───── Extracted entries ─────

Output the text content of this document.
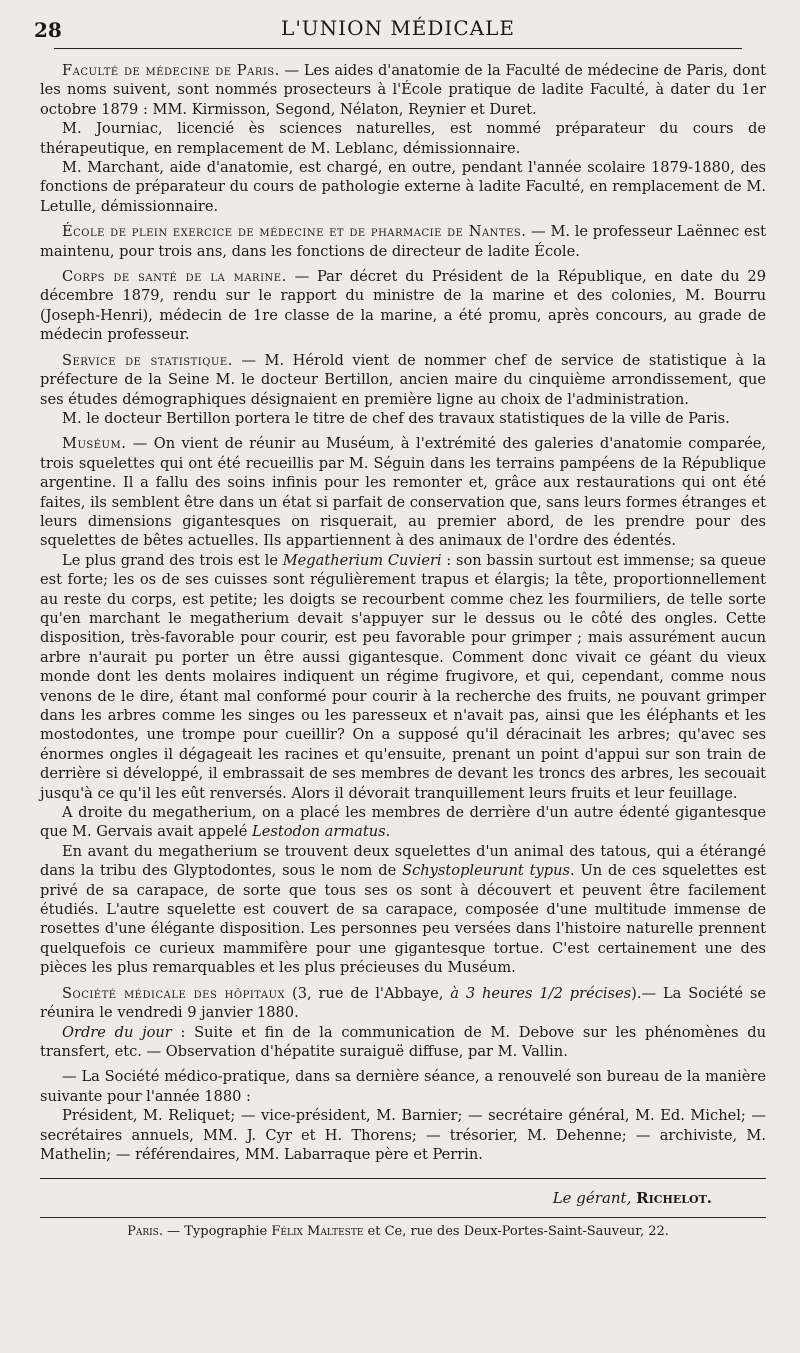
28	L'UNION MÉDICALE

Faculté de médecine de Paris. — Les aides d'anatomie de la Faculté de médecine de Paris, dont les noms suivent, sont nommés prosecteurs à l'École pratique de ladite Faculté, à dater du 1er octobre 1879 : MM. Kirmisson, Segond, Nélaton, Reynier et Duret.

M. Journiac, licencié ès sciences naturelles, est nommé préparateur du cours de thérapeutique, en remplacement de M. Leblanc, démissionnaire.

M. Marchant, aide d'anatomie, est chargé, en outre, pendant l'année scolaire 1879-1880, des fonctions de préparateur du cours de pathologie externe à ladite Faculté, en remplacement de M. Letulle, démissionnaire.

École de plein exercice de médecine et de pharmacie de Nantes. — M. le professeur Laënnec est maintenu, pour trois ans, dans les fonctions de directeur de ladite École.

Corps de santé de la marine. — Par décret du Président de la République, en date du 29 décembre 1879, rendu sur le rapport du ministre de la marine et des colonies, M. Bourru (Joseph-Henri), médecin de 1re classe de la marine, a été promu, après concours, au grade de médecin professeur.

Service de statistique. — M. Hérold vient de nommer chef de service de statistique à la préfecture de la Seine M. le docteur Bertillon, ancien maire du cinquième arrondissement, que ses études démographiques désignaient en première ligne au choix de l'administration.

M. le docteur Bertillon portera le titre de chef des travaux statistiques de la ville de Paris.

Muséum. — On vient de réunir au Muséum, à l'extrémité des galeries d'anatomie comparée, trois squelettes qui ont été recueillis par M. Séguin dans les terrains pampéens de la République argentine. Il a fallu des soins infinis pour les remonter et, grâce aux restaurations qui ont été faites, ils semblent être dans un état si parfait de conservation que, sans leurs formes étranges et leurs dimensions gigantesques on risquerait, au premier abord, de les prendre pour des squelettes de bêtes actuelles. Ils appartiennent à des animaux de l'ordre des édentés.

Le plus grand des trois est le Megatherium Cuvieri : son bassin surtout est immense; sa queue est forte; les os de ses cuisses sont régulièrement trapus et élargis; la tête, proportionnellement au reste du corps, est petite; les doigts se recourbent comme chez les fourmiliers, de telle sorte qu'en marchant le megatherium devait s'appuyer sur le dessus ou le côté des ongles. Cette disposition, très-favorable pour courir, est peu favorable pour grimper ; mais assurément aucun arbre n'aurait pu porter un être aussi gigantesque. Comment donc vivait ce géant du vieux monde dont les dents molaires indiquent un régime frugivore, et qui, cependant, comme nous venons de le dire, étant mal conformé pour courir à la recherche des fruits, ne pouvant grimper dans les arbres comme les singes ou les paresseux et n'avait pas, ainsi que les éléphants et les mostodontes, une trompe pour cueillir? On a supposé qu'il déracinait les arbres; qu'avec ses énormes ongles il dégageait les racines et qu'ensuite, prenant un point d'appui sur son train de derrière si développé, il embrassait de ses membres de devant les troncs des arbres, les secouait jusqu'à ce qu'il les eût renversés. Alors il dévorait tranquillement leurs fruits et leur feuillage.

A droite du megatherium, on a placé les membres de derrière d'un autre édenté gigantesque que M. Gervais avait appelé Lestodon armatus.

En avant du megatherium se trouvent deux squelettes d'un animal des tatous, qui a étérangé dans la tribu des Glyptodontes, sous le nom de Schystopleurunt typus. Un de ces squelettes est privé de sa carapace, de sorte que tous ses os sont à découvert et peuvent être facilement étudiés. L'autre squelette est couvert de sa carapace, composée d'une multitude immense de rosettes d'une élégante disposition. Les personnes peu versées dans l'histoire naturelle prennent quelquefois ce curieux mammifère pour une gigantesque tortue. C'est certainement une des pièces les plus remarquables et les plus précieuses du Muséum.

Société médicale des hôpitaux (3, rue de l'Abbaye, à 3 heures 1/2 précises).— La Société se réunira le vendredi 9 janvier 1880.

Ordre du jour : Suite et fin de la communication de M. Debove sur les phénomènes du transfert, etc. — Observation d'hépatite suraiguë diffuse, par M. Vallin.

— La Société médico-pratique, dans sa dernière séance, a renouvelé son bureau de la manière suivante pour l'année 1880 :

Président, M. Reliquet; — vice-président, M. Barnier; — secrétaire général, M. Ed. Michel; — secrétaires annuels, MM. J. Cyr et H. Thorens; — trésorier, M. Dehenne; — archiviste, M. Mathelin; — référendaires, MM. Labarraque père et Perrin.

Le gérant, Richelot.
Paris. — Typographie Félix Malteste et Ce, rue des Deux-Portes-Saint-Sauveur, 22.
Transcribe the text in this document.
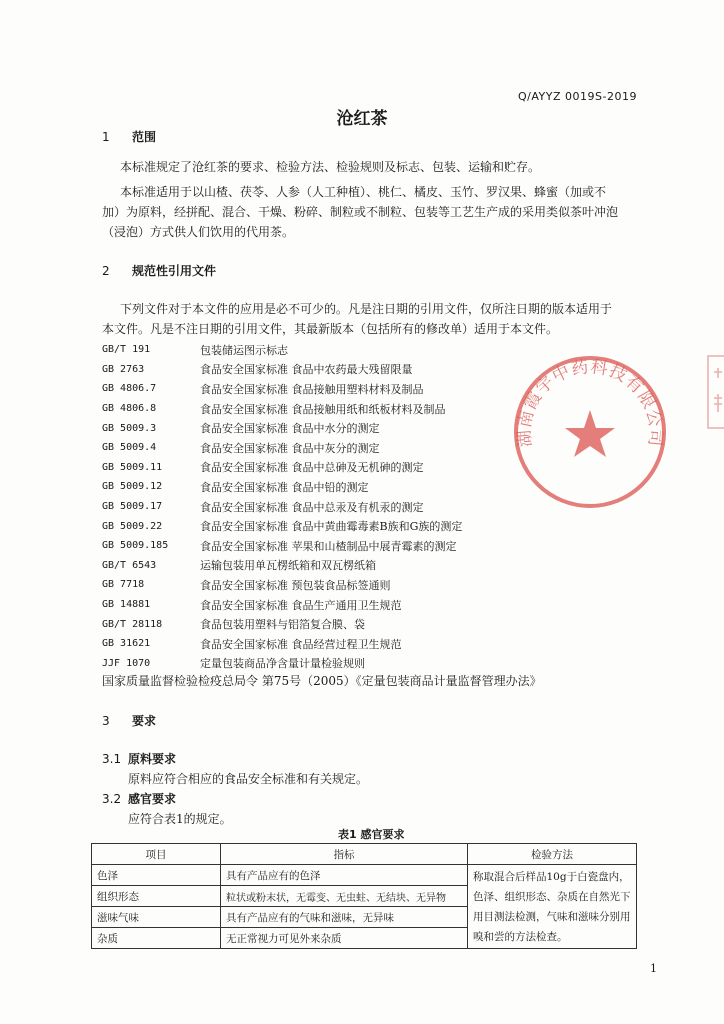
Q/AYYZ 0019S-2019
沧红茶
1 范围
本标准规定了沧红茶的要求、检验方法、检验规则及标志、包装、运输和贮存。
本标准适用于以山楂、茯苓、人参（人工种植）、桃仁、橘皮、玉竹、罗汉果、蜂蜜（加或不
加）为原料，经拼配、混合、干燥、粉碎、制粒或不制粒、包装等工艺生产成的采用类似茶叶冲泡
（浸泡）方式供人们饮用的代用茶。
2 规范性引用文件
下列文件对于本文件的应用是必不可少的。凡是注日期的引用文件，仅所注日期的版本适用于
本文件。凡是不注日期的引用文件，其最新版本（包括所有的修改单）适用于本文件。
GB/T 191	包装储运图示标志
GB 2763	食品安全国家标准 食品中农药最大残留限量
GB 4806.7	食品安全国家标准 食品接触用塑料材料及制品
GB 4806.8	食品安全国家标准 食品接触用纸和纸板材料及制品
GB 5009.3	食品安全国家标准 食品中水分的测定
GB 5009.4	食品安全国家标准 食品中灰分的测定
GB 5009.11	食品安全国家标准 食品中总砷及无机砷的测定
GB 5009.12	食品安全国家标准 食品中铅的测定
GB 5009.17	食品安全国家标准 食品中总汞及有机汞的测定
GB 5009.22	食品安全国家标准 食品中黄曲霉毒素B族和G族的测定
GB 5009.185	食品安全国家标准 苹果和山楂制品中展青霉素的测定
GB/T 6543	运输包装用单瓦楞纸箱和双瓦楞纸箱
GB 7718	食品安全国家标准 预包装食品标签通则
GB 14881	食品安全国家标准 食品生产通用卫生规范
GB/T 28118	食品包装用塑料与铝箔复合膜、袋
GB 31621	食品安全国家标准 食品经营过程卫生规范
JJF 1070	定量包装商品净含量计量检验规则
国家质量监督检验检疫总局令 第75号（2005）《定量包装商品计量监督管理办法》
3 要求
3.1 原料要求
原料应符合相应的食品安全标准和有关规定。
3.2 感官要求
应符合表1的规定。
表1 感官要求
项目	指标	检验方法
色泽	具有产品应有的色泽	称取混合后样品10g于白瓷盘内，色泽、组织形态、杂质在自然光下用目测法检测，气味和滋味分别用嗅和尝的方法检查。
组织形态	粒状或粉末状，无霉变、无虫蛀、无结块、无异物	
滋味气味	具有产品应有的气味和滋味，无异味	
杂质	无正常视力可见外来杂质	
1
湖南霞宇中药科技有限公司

─────

* _Instructions for the task_
Using the records above, retype everything exactly except the pictures.

* _Exercise result_
Output the text content of this document.
28	L'UNION MÉDICALE

Faculté de médecine de Paris. — Les aides d'anatomie de la Faculté de médecine de Paris, dont les noms suivent, sont nommés prosecteurs à l'École pratique de ladite Faculté, à dater du 1er octobre 1879 : MM. Kirmisson, Segond, Nélaton, Reynier et Duret.

M. Journiac, licencié ès sciences naturelles, est nommé préparateur du cours de thérapeutique, en remplacement de M. Leblanc, démissionnaire.

M. Marchant, aide d'anatomie, est chargé, en outre, pendant l'année scolaire 1879-1880, des fonctions de préparateur du cours de pathologie externe à ladite Faculté, en remplacement de M. Letulle, démissionnaire.

École de plein exercice de médecine et de pharmacie de Nantes. — M. le professeur Laënnec est maintenu, pour trois ans, dans les fonctions de directeur de ladite École.

Corps de santé de la marine. — Par décret du Président de la République, en date du 29 décembre 1879, rendu sur le rapport du ministre de la marine et des colonies, M. Bourru (Joseph-Henri), médecin de 1re classe de la marine, a été promu, après concours, au grade de médecin professeur.

Service de statistique. — M. Hérold vient de nommer chef de service de statistique à la préfecture de la Seine M. le docteur Bertillon, ancien maire du cinquième arrondissement, que ses études démographiques désignaient en première ligne au choix de l'administration.

M. le docteur Bertillon portera le titre de chef des travaux statistiques de la ville de Paris.

Muséum. — On vient de réunir au Muséum, à l'extrémité des galeries d'anatomie comparée, trois squelettes qui ont été recueillis par M. Séguin dans les terrains pampéens de la République argentine. Il a fallu des soins infinis pour les remonter et, grâce aux restaurations qui ont été faites, ils semblent être dans un état si parfait de conservation que, sans leurs formes étranges et leurs dimensions gigantesques on risquerait, au premier abord, de les prendre pour des squelettes de bêtes actuelles. Ils appartiennent à des animaux de l'ordre des édentés.

Le plus grand des trois est le Megatherium Cuvieri : son bassin surtout est immense; sa queue est forte; les os de ses cuisses sont régulièrement trapus et élargis; la tête, proportionnellement au reste du corps, est petite; les doigts se recourbent comme chez les fourmiliers, de telle sorte qu'en marchant le megatherium devait s'appuyer sur le dessus ou le côté des ongles. Cette disposition, très-favorable pour courir, est peu favorable pour grimper ; mais assurément aucun arbre n'aurait pu porter un être aussi gigantesque. Comment donc vivait ce géant du vieux monde dont les dents molaires indiquent un régime frugivore, et qui, cependant, comme nous venons de le dire, étant mal conformé pour courir à la recherche des fruits, ne pouvant grimper dans les arbres comme les singes ou les paresseux et n'avait pas, ainsi que les éléphants et les mostodontes, une trompe pour cueillir? On a supposé qu'il déracinait les arbres; qu'avec ses énormes ongles il dégageait les racines et qu'ensuite, prenant un point d'appui sur son train de derrière si développé, il embrassait de ses membres de devant les troncs des arbres, les secouait jusqu'à ce qu'il les eût renversés. Alors il dévorait tranquillement leurs fruits et leur feuillage.

A droite du megatherium, on a placé les membres de derrière d'un autre édenté gigantesque que M. Gervais avait appelé Lestodon armatus.

En avant du megatherium se trouvent deux squelettes d'un animal des tatous, qui a étérangé dans la tribu des Glyptodontes, sous le nom de Schystopleurunt typus. Un de ces squelettes est privé de sa carapace, de sorte que tous ses os sont à découvert et peuvent être facilement étudiés. L'autre squelette est couvert de sa carapace, composée d'une multitude immense de rosettes d'une élégante disposition. Les personnes peu versées dans l'histoire naturelle prennent quelquefois ce curieux mammifère pour une gigantesque tortue. C'est certainement une des pièces les plus remarquables et les plus précieuses du Muséum.

Société médicale des hôpitaux (3, rue de l'Abbaye, à 3 heures 1/2 précises).— La Société se réunira le vendredi 9 janvier 1880.

Ordre du jour : Suite et fin de la communication de M. Debove sur les phénomènes du transfert, etc. — Observation d'hépatite suraiguë diffuse, par M. Vallin.

— La Société médico-pratique, dans sa dernière séance, a renouvelé son bureau de la manière suivante pour l'année 1880 :

Président, M. Reliquet; — vice-président, M. Barnier; — secrétaire général, M. Ed. Michel; — secrétaires annuels, MM. J. Cyr et H. Thorens; — trésorier, M. Dehenne; — archiviste, M. Mathelin; — référendaires, MM. Labarraque père et Perrin.

Le gérant, Richelot.
Paris. — Typographie Félix Malteste et Ce, rue des Deux-Portes-Saint-Sauveur, 22.
Transcribe the text in this document.
Q/AYYZ 0019S-2019
沧红茶
1 范围
本标准规定了沧红茶的要求、检验方法、检验规则及标志、包装、运输和贮存。
本标准适用于以山楂、茯苓、人参（人工种植）、桃仁、橘皮、玉竹、罗汉果、蜂蜜（加或不
加）为原料，经拼配、混合、干燥、粉碎、制粒或不制粒、包装等工艺生产成的采用类似茶叶冲泡
（浸泡）方式供人们饮用的代用茶。
2 规范性引用文件
下列文件对于本文件的应用是必不可少的。凡是注日期的引用文件，仅所注日期的版本适用于
本文件。凡是不注日期的引用文件，其最新版本（包括所有的修改单）适用于本文件。
GB/T 191	包装储运图示标志
GB 2763	食品安全国家标准 食品中农药最大残留限量
GB 4806.7	食品安全国家标准 食品接触用塑料材料及制品
GB 4806.8	食品安全国家标准 食品接触用纸和纸板材料及制品
GB 5009.3	食品安全国家标准 食品中水分的测定
GB 5009.4	食品安全国家标准 食品中灰分的测定
GB 5009.11	食品安全国家标准 食品中总砷及无机砷的测定
GB 5009.12	食品安全国家标准 食品中铅的测定
GB 5009.17	食品安全国家标准 食品中总汞及有机汞的测定
GB 5009.22	食品安全国家标准 食品中黄曲霉毒素B族和G族的测定
GB 5009.185	食品安全国家标准 苹果和山楂制品中展青霉素的测定
GB/T 6543	运输包装用单瓦楞纸箱和双瓦楞纸箱
GB 7718	食品安全国家标准 预包装食品标签通则
GB 14881	食品安全国家标准 食品生产通用卫生规范
GB/T 28118	食品包装用塑料与铝箔复合膜、袋
GB 31621	食品安全国家标准 食品经营过程卫生规范
JJF 1070	定量包装商品净含量计量检验规则
国家质量监督检验检疫总局令 第75号（2005）《定量包装商品计量监督管理办法》
3 要求
3.1 原料要求
原料应符合相应的食品安全标准和有关规定。
3.2 感官要求
应符合表1的规定。
表1 感官要求
项目	指标	检验方法
色泽	具有产品应有的色泽	称取混合后样品10g于白瓷盘内，色泽、组织形态、杂质在自然光下用目测法检测，气味和滋味分别用嗅和尝的方法检查。
组织形态	粒状或粉末状，无霉变、无虫蛀、无结块、无异物	
滋味气味	具有产品应有的气味和滋味，无异味	
杂质	无正常视力可见外来杂质	
1
湖南霞宇中药科技有限公司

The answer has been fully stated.